** Start DOCUMENT EXCERPT **

Students from Greenberg and Cassidy met elected representatives and told them about inequities they see.

Students visit the state capital
Darryl Murphy

This article was originally published in The Notebook. In August 2020, The Notebook became Chalkbeat Philadelphia.

Pennsylvania legislators in Harrisburg received a special visit on Tuesday morning from Philadelphia elementary students petitioning for fair school funding.

Seventy students from Greenberg and Cassidy Elementary Schools arrived in two charter buses around 9 a.m., armed with presentations for senators and representatives, hoping to persuade them to fix the state’s wide funding disparities among districts.

The trip was organized through Young Heroes, the National Liberty Museum’s outreach program, which teaches students about leadership, civic engagement, and social justice.

The students were split up into eight groups, and each was assigned at least one legislator to whom they’d present their case. During the meeting, they took notes and asked questions about whether the legislator would vote for fair funding and whether he or she would have a public hearing about the racial disparities in education.

“If we don’t get enough money, we won’t be able to get the stuff we need to get an education,” said Lintzlee Innocent, a 4th-grade student from Cassidy Elementary.

Lintzlee and her 4th-grade classmates from Cassidy made up the bulk of the students, with a total of 48. For them, the issue of fair funding hits close to home, because a facilities assessment found that their building was in the worst condition in the District.

** End DOCUMENT EXCERPT **

SHORT EXERCISE 1. Output, as a JSON list of strings with one string per line and blank lines omitted, the entry lines starting at the line containing "tab-shortcut-settings[interactable]: 填报快捷键设置 (91, 32, 190, 52)" and ending at the line containing "value-cell[interactable]: G4 (366, 254, 378, 274)".

** Start DATA ENTRIES **

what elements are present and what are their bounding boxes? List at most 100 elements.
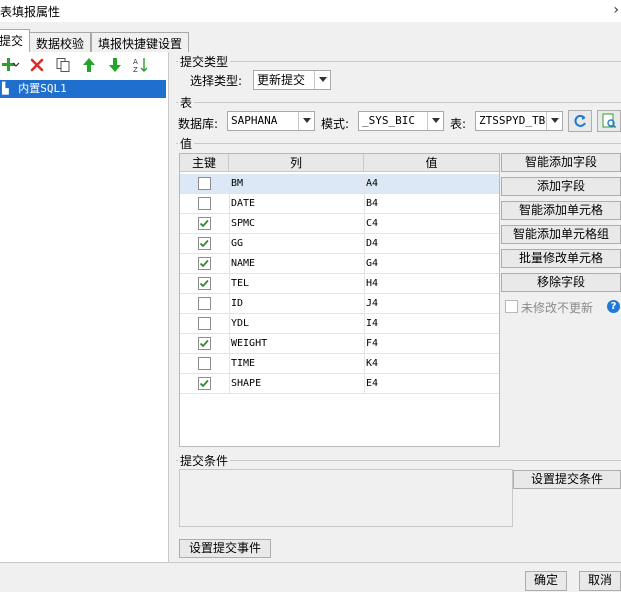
tab-shortcut-settings[interactable]: 填报快捷键设置 (91, 32, 190, 52)
tree-item-label: 内置SQL1 (18, 82, 67, 95)
primary-key-checkbox[interactable] (198, 337, 211, 350)
primary-key-checkbox[interactable] (198, 297, 211, 310)
table-row[interactable]: WEIGHT F4 (180, 334, 499, 354)
smart-add-field-button[interactable]: 智能添加字段 (501, 153, 621, 172)
primary-key-checkbox[interactable] (198, 357, 211, 370)
column-cell[interactable]: SHAPE (231, 374, 261, 394)
column-cell[interactable]: YDL (231, 314, 249, 334)
move-up-icon[interactable] (80, 56, 98, 74)
chevron-down-icon[interactable] (427, 112, 443, 130)
column-cell[interactable]: SPMC (231, 214, 255, 234)
condition-group (176, 460, 621, 461)
value-cell[interactable]: J4 (366, 294, 378, 314)
database-value: SAPHANA (231, 114, 278, 127)
value-cell[interactable]: G4 (366, 254, 378, 274)
chevron-down-icon[interactable] (546, 112, 562, 130)
preview-button[interactable] (597, 110, 621, 132)
value-cell[interactable]: D4 (366, 234, 378, 254)
column-divider (229, 194, 230, 213)
table-row[interactable]: YDL I4 (180, 314, 499, 334)
column-cell[interactable]: DATE (231, 194, 255, 214)
column-cell[interactable]: GG (231, 234, 243, 254)
value-cell[interactable]: B4 (366, 194, 378, 214)
column-cell[interactable]: BM (231, 174, 243, 194)
primary-key-checkbox[interactable] (198, 237, 211, 250)
column-divider (364, 174, 365, 193)
column-cell[interactable]: TEL (231, 274, 249, 294)
help-icon[interactable]: ? (607, 300, 620, 313)
schema-label: 模式: (321, 117, 350, 131)
add-field-button[interactable]: 添加字段 (501, 177, 621, 196)
table-row[interactable]: TEL H4 (180, 274, 499, 294)
table-select[interactable]: ZTSSPYD_TB (475, 111, 563, 131)
cancel-button[interactable]: 取消 (579, 571, 621, 591)
column-divider (364, 314, 365, 333)
set-condition-button[interactable]: 设置提交条件 (513, 470, 621, 489)
table-group (176, 102, 621, 103)
submit-type-select[interactable]: 更新提交 (253, 70, 331, 90)
tab-data-validation[interactable]: 数据校验 (29, 32, 92, 52)
set-submit-event-button[interactable]: 设置提交事件 (179, 539, 271, 558)
value-cell[interactable]: A4 (366, 174, 378, 194)
checkmark-icon (199, 239, 209, 248)
refresh-button[interactable] (568, 110, 592, 132)
chevron-down-icon[interactable] (314, 71, 330, 89)
column-cell[interactable]: NAME (231, 254, 255, 274)
database-select[interactable]: SAPHANA (227, 111, 315, 131)
primary-key-checkbox[interactable] (198, 277, 211, 290)
column-divider (364, 354, 365, 373)
condition-legend: 提交条件 (178, 452, 231, 469)
table-row[interactable]: TIME K4 (180, 354, 499, 374)
ok-button[interactable]: 确定 (525, 571, 567, 591)
batch-modify-cell-button[interactable]: 批量修改单元格 (501, 249, 621, 268)
table-row[interactable]: SHAPE E4 (180, 374, 499, 394)
tree-item-builtin-sql[interactable]: ▙ 内置SQL1 (0, 80, 166, 98)
dropdown-arrow-icon[interactable] (12, 56, 20, 74)
value-cell[interactable]: C4 (366, 214, 378, 234)
schema-value: _SYS_BIC (362, 114, 415, 127)
primary-key-checkbox[interactable] (198, 197, 211, 210)
chevron-right-icon[interactable]: › (613, 2, 619, 18)
column-divider (364, 374, 365, 393)
table-row[interactable]: BM A4 (180, 174, 499, 194)
value-cell[interactable]: I4 (366, 314, 378, 334)
value-cell[interactable]: E4 (366, 374, 378, 394)
smart-add-cell-group-button[interactable]: 智能添加单元格组 (501, 225, 621, 244)
column-divider (229, 314, 230, 333)
schema-select[interactable]: _SYS_BIC (358, 111, 444, 131)
value-cell[interactable]: F4 (366, 334, 378, 354)
move-down-icon[interactable] (106, 56, 124, 74)
copy-icon[interactable] (54, 56, 72, 74)
remove-field-button[interactable]: 移除字段 (501, 273, 621, 292)
primary-key-checkbox[interactable] (198, 177, 211, 190)
table-row[interactable]: DATE B4 (180, 194, 499, 214)
svg-text:A: A (133, 58, 138, 66)
no-update-checkbox[interactable] (505, 300, 518, 313)
column-cell[interactable]: WEIGHT (231, 334, 267, 354)
table-row[interactable]: SPMC C4 (180, 214, 499, 234)
primary-key-checkbox[interactable] (198, 317, 211, 330)
tab-submit[interactable]: 提交 (0, 29, 31, 53)
column-cell[interactable]: ID (231, 294, 243, 314)
primary-key-checkbox[interactable] (198, 257, 211, 270)
table-row[interactable]: GG D4 (180, 234, 499, 254)
sort-icon[interactable]: AZ (132, 56, 150, 74)
submit-type-label: 选择类型: (190, 74, 243, 88)
primary-key-checkbox[interactable] (198, 377, 211, 390)
delete-icon[interactable] (28, 56, 46, 74)
column-divider (364, 214, 365, 233)
table-row[interactable]: ID J4 (180, 294, 499, 314)
column-cell[interactable]: TIME (231, 354, 255, 374)
value-cell[interactable]: K4 (366, 354, 378, 374)
value-cell[interactable]: H4 (366, 274, 378, 294)
header-column[interactable]: 列 (229, 154, 364, 172)
column-divider (364, 234, 365, 253)
header-value[interactable]: 值 (364, 154, 499, 172)
checkmark-icon (199, 339, 209, 348)
primary-key-checkbox[interactable] (198, 217, 211, 230)
header-primary-key[interactable]: 主键 (180, 154, 229, 172)
smart-add-cell-button[interactable]: 智能添加单元格 (501, 201, 621, 220)
table-row[interactable]: NAME G4 (180, 254, 499, 274)
svg-text:Z: Z (133, 66, 138, 74)
chevron-down-icon[interactable] (298, 112, 314, 130)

** End DATA ENTRIES **

SHORT EXERCISE 2. In the school funding article, rewrite the passage starting at "This article was" and ending at "disparities among districts.", with "Tuesday" replaced by "Wednesday".

FINAL ANSWER 1.
[
  "tab-shortcut-settings[interactable]: 填报快捷键设置 (91, 32, 190, 52)",
  "tree-item-label: 内置SQL1 (18, 82, 67, 95)",
  "primary-key-checkbox[interactable] (198, 337, 211, 350)",
  "primary-key-checkbox[interactable] (198, 297, 211, 310)",
  "table-row[interactable]: WEIGHT F4 (180, 334, 499, 354)",
  "smart-add-field-button[interactable]: 智能添加字段 (501, 153, 621, 172)",
  "primary-key-checkbox[interactable] (198, 357, 211, 370)",
  "column-cell[interactable]: SHAPE (231, 374, 261, 394)",
  "column-cell[interactable]: YDL (231, 314, 249, 334)",
  "move-up-icon[interactable] (80, 56, 98, 74)",
  "chevron-down-icon[interactable] (427, 112, 443, 130)",
  "column-cell[interactable]: SPMC (231, 214, 255, 234)",
  "condition-group (176, 460, 621, 461)",
  "value-cell[interactable]: J4 (366, 294, 378, 314)",
  "database-value: SAPHANA (231, 114, 278, 127)",
  "value-cell[interactable]: G4 (366, 254, 378, 274)"
]

FINAL ANSWER 2.
This article was originally published in The Notebook. In August 2020, The Notebook became Chalkbeat Philadelphia.

Pennsylvania legislators in Harrisburg received a special visit on Wednesday morning from Philadelphia elementary students petitioning for fair school funding.

Seventy students from Greenberg and Cassidy Elementary Schools arrived in two charter buses around 9 a.m., armed with presentations for senators and representatives, hoping to persuade them to fix the state’s wide funding disparities among districts.